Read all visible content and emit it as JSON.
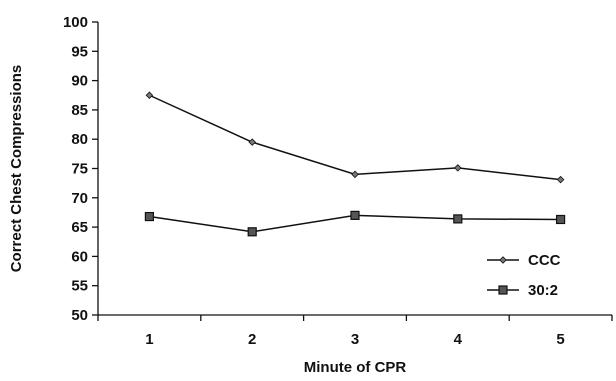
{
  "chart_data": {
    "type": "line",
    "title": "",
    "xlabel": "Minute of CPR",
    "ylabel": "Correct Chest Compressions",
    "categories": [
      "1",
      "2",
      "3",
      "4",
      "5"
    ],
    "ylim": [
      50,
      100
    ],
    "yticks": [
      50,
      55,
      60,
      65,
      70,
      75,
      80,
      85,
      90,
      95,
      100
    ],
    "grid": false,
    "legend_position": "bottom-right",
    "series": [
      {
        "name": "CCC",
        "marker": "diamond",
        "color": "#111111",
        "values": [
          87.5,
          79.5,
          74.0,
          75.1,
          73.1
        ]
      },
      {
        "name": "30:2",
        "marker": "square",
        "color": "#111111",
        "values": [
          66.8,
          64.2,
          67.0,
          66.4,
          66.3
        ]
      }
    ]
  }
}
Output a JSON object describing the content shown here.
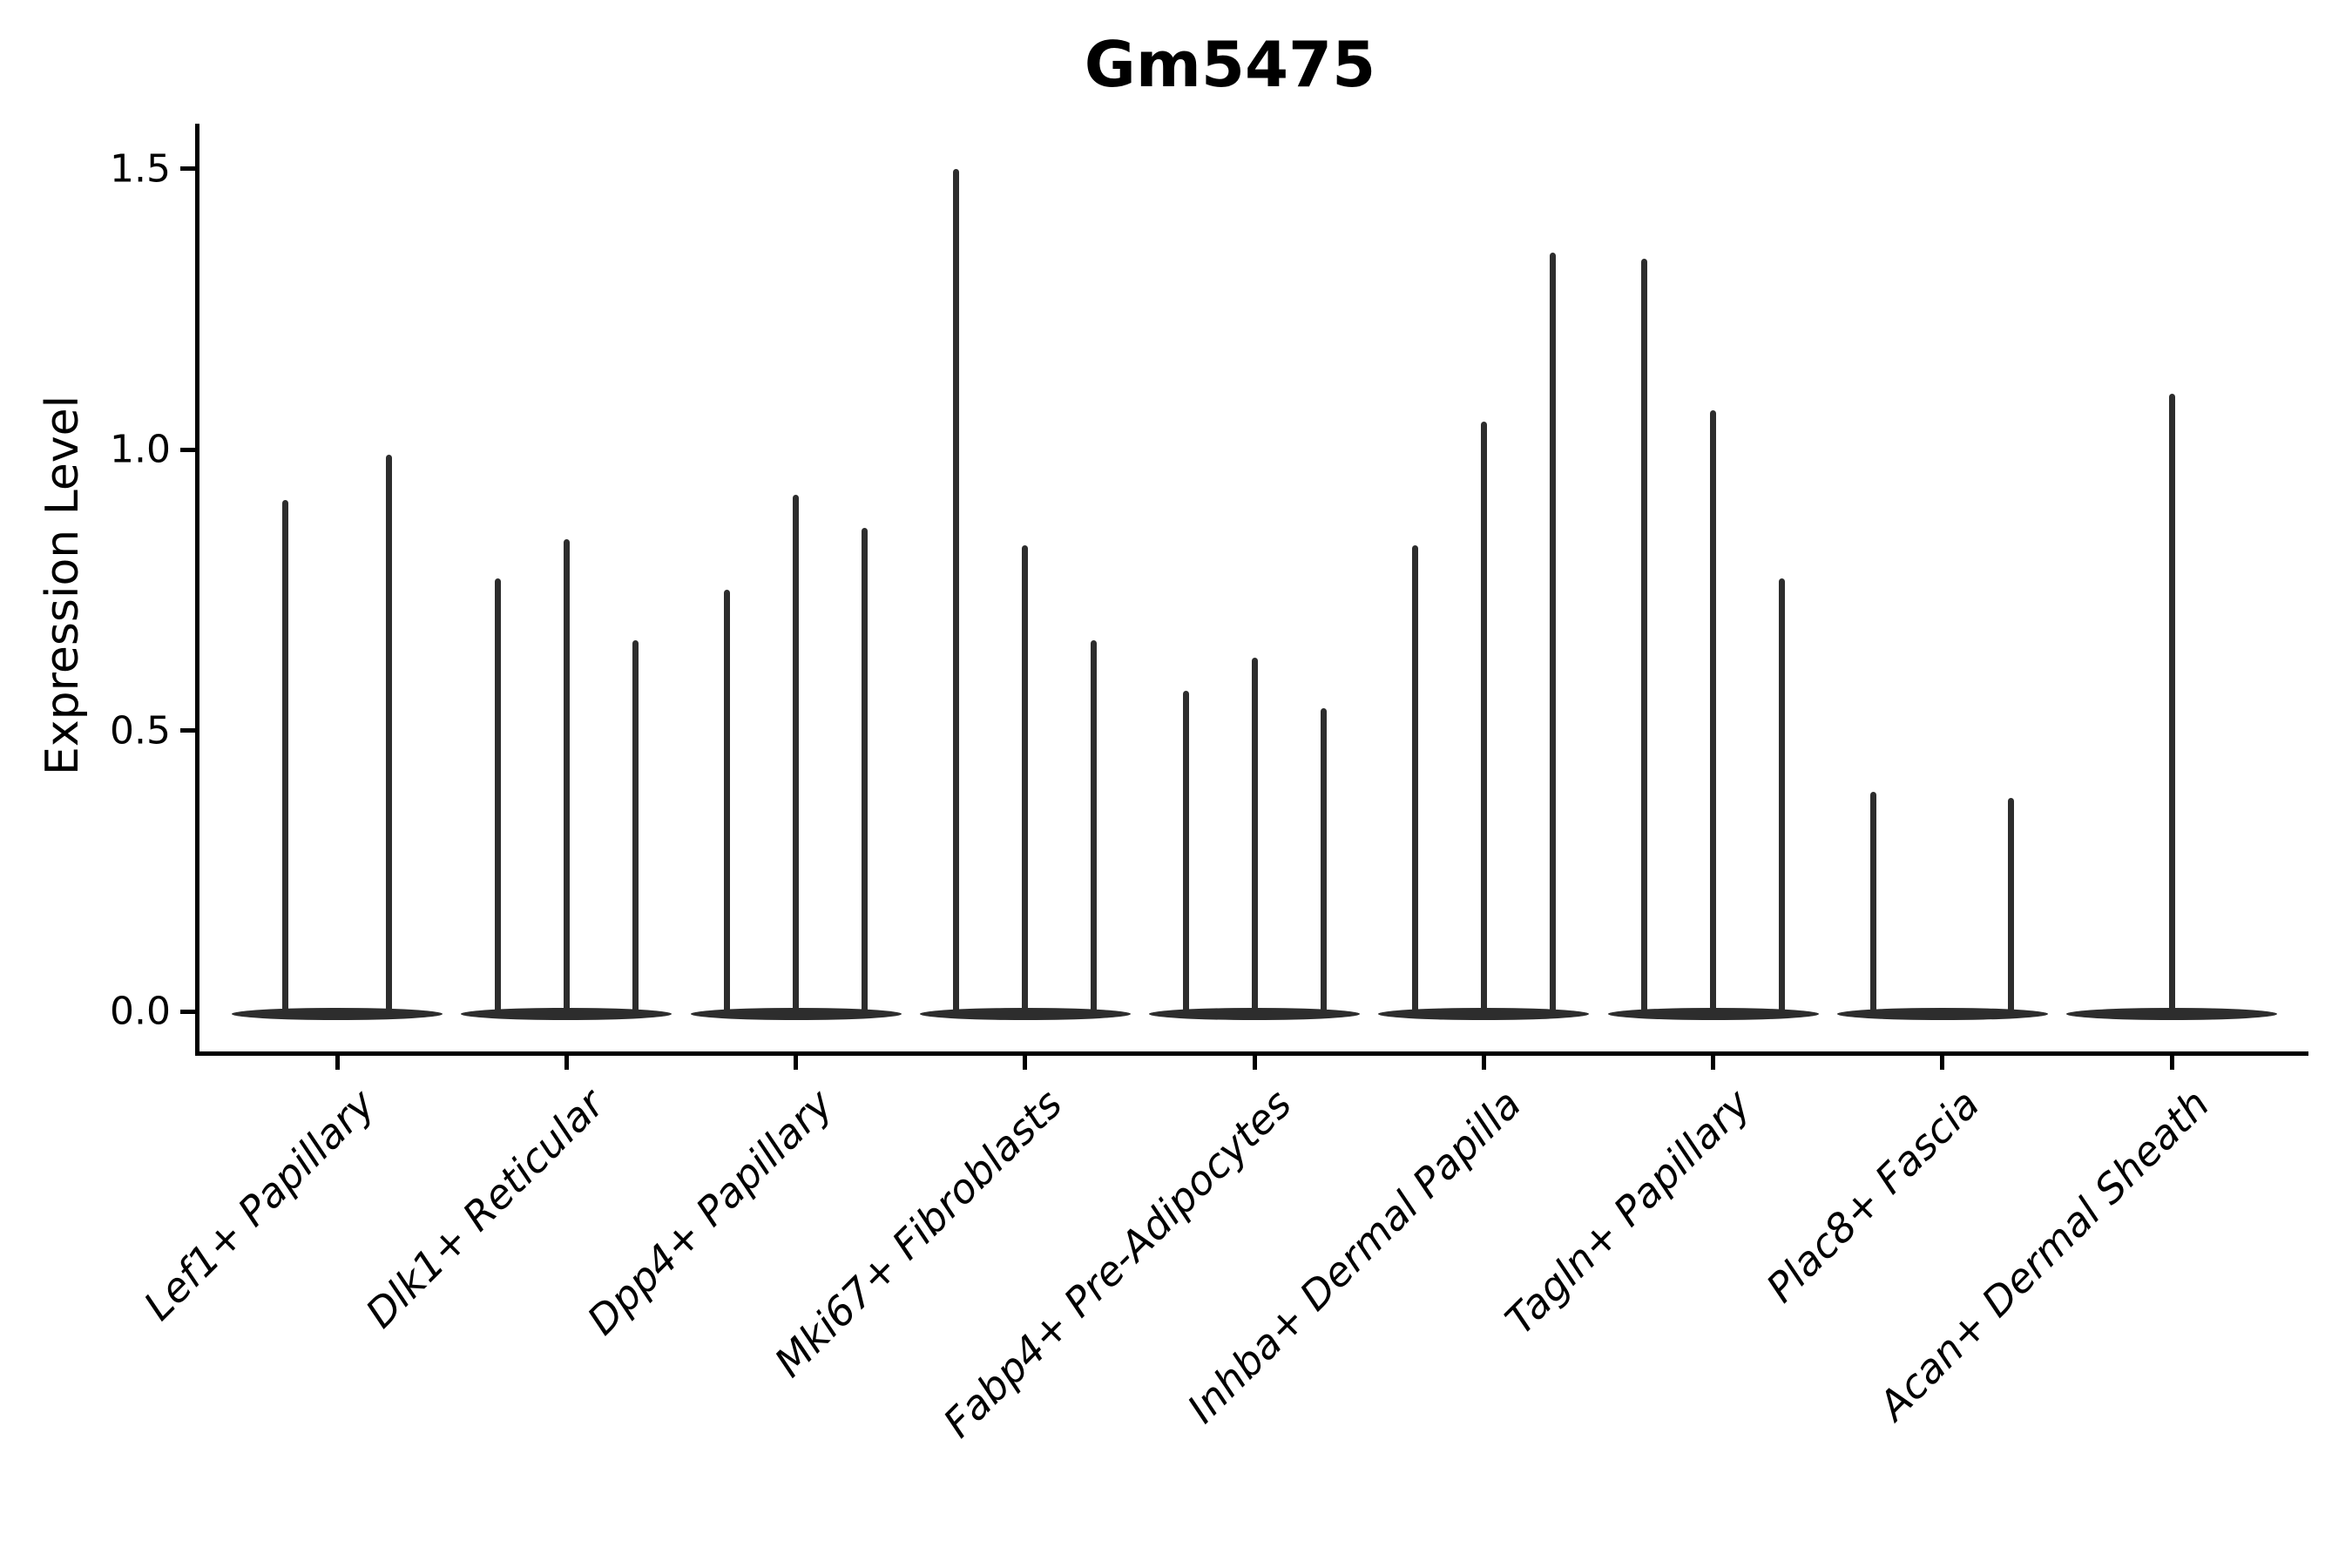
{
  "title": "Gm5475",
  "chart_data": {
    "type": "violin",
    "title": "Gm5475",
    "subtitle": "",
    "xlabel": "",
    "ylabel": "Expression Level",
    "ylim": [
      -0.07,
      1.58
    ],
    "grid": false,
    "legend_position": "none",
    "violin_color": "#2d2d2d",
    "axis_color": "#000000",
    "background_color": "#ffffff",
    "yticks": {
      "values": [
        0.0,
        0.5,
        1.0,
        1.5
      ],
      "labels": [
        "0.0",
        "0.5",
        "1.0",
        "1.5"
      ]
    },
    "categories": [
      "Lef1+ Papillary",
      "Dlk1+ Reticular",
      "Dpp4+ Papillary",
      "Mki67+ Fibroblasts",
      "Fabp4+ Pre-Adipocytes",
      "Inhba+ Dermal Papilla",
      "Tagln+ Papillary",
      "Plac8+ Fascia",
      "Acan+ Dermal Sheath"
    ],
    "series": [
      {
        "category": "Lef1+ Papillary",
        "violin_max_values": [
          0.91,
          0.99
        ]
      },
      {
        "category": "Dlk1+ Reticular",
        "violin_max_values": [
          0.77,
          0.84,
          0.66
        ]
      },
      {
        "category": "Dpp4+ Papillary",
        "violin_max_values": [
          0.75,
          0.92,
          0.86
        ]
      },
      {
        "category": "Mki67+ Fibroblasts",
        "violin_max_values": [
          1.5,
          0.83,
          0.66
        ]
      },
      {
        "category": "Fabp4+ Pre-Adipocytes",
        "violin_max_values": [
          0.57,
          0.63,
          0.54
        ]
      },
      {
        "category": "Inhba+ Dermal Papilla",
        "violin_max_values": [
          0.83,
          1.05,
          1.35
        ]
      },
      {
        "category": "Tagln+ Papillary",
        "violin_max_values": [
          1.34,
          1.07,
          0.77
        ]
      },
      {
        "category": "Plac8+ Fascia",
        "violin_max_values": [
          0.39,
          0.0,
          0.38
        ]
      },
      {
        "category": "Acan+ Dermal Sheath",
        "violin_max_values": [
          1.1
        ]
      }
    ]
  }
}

* * *

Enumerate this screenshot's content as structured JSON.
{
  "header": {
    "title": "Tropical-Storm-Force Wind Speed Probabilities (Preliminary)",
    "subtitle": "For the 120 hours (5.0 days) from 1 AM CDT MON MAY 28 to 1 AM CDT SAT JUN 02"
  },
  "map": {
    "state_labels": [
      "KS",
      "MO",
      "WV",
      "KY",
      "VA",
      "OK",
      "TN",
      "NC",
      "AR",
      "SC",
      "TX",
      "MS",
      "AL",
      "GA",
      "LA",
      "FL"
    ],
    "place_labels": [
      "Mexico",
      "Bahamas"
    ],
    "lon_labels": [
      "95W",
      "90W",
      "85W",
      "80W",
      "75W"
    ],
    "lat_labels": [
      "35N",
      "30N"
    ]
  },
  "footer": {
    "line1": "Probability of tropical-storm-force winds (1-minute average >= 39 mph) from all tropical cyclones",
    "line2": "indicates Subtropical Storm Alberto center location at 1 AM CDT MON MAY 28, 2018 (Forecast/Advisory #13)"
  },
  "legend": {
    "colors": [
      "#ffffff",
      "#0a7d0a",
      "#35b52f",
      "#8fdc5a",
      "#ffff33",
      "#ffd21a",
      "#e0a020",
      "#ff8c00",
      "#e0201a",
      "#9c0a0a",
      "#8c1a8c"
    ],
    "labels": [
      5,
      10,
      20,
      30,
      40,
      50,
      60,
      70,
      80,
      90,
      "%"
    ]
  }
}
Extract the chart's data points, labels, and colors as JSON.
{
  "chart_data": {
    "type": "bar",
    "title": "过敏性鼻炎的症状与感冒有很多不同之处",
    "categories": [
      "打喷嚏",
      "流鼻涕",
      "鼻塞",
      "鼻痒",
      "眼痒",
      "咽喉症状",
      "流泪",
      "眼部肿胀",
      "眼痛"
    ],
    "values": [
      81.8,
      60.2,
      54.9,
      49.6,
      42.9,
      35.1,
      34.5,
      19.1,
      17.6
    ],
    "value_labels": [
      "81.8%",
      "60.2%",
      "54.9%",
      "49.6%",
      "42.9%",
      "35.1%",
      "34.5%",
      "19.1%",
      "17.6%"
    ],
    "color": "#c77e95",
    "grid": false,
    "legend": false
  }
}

◆ Work instructions ◆
Return every line in the listing that contains the word "Inhba".

◆ Answer for this exercise ◆
      "Inhba+ Dermal Papilla",
        "category": "Inhba+ Dermal Papilla",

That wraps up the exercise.